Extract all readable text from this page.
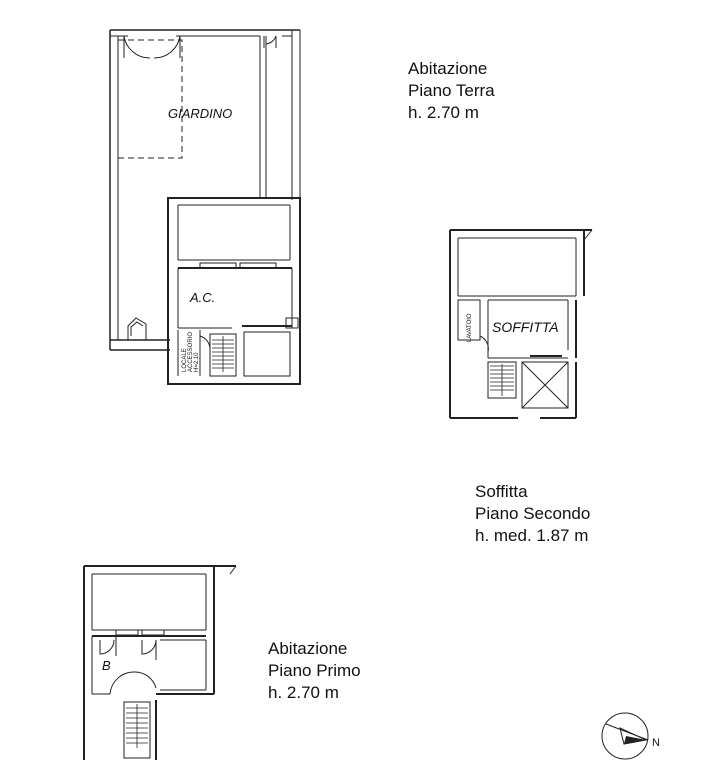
Abitazione
Piano Terra
h. 2.70 m
Soffitta
Piano Secondo
h. med. 1.87 m
Abitazione
Piano Primo
h. 2.70 m
GIARDINO
A.C.
LOCALE ACCESSORIO H=2.10
SOFFITTA
LAVATOIO
B
N
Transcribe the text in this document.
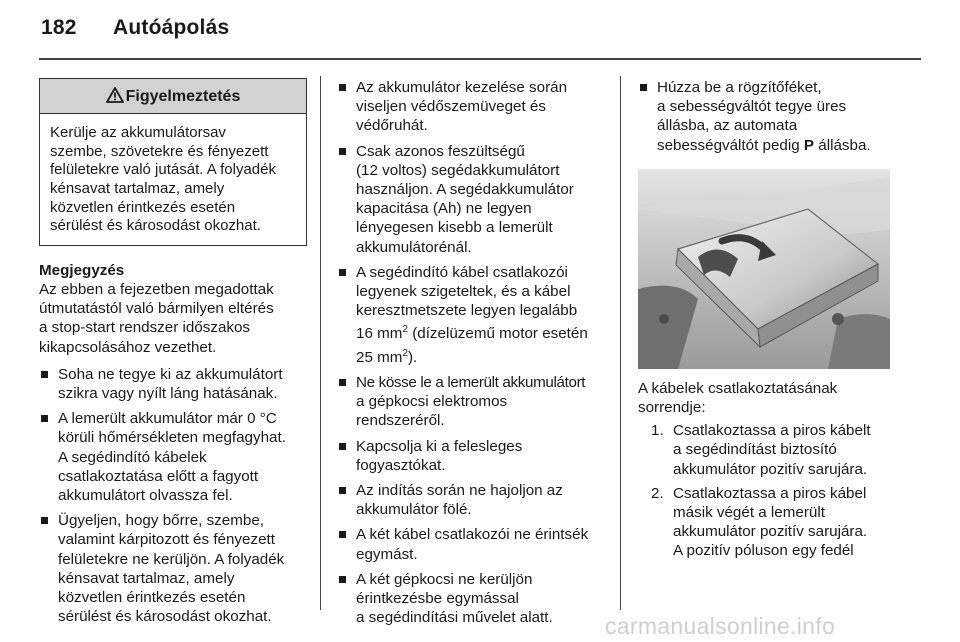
182 Autóápolás
Figyelmeztetés
Kerülje az akkumulátorsav
szembe, szövetekre és fényezett
felületekre való jutását. A folyadék
kénsavat tartalmaz, amely
közvetlen érintkezés esetén
sérülést és károsodást okozhat.
Megjegyzés
Az ebben a fejezetben megadottak
útmutatástól való bármilyen eltérés
a stop-start rendszer időszakos
kikapcsolásához vezethet.
Soha ne tegye ki az akkumulátort
szikra vagy nyílt láng hatásának.
A lemerült akkumulátor már 0 °C
körüli hőmérsékleten megfagyhat.
A segédindító kábelek
csatlakoztatása előtt a fagyott
akkumulátort olvassza fel.
Ügyeljen, hogy bőrre, szembe,
valamint kárpitozott és fényezett
felületekre ne kerüljön. A folyadék
kénsavat tartalmaz, amely
közvetlen érintkezés esetén
sérülést és károsodást okozhat.
Az akkumulátor kezelése során
viseljen védőszemüveget és
védőruhát.
Csak azonos feszültségű
(12 voltos) segédakkumulátort
használjon. A segédakkumulátor
kapacitása (Ah) ne legyen
lényegesen kisebb a lemerült
akkumulátorénál.
A segédindító kábel csatlakozói
legyenek szigeteltek, és a kábel
keresztmetszete legyen legalább
16 $mm^2$ (dízelüzemű motor esetén
25 $mm^2$).
Ne kösse le a lemerült akkumulátort
a gépkocsi elektromos
rendszeréről.
Kapcsolja ki a felesleges
fogyasztókat.
Az indítás során ne hajoljon az
akkumulátor fölé.
A két kábel csatlakozói ne érintsék
egymást.
A két gépkocsi ne kerüljön
érintkezésbe egymással
a segédindítási művelet alatt.
Húzza be a rögzítőféket,
a sebességváltót tegye üres
állásba, az automata
sebességváltót pedig P állásba.
A kábelek csatlakoztatásának
sorrendje:
1. Csatlakoztassa a piros kábelt
a segédindítást biztosító
akkumulátor pozitív sarujára.
2. Csatlakoztassa a piros kábel
másik végét a lemerült
akkumulátor pozitív sarujára.
A pozitív póluson egy fedél
carmanualsonline.info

** WHAT THIS TASK INVOLVES **
Every record above should be written out again without change, except that the pictures are left out.

** RESPONSE BELOW **
Extract all readable text from this page.
Abitazione
Piano Terra
h. 2.70 m
Soffitta
Piano Secondo
h. med. 1.87 m
Abitazione
Piano Primo
h. 2.70 m
GIARDINO
A.C.
LOCALE ACCESSORIO H=2.10
SOFFITTA
LAVATOIO
B
N
Transcribe the text in this document.
182 Autóápolás
Figyelmeztetés
Kerülje az akkumulátorsav
szembe, szövetekre és fényezett
felületekre való jutását. A folyadék
kénsavat tartalmaz, amely
közvetlen érintkezés esetén
sérülést és károsodást okozhat.
Megjegyzés
Az ebben a fejezetben megadottak
útmutatástól való bármilyen eltérés
a stop-start rendszer időszakos
kikapcsolásához vezethet.
Soha ne tegye ki az akkumulátort
szikra vagy nyílt láng hatásának.
A lemerült akkumulátor már 0 °C
körüli hőmérsékleten megfagyhat.
A segédindító kábelek
csatlakoztatása előtt a fagyott
akkumulátort olvassza fel.
Ügyeljen, hogy bőrre, szembe,
valamint kárpitozott és fényezett
felületekre ne kerüljön. A folyadék
kénsavat tartalmaz, amely
közvetlen érintkezés esetén
sérülést és károsodást okozhat.
Az akkumulátor kezelése során
viseljen védőszemüveget és
védőruhát.
Csak azonos feszültségű
(12 voltos) segédakkumulátort
használjon. A segédakkumulátor
kapacitása (Ah) ne legyen
lényegesen kisebb a lemerült
akkumulátorénál.
A segédindító kábel csatlakozói
legyenek szigeteltek, és a kábel
keresztmetszete legyen legalább
16 $mm^2$ (dízelüzemű motor esetén
25 $mm^2$).
Ne kösse le a lemerült akkumulátort
a gépkocsi elektromos
rendszeréről.
Kapcsolja ki a felesleges
fogyasztókat.
Az indítás során ne hajoljon az
akkumulátor fölé.
A két kábel csatlakozói ne érintsék
egymást.
A két gépkocsi ne kerüljön
érintkezésbe egymással
a segédindítási művelet alatt.
Húzza be a rögzítőféket,
a sebességváltót tegye üres
állásba, az automata
sebességváltót pedig P állásba.
A kábelek csatlakoztatásának
sorrendje:
1. Csatlakoztassa a piros kábelt
a segédindítást biztosító
akkumulátor pozitív sarujára.
2. Csatlakoztassa a piros kábel
másik végét a lemerült
akkumulátor pozitív sarujára.
A pozitív póluson egy fedél
carmanualsonline.info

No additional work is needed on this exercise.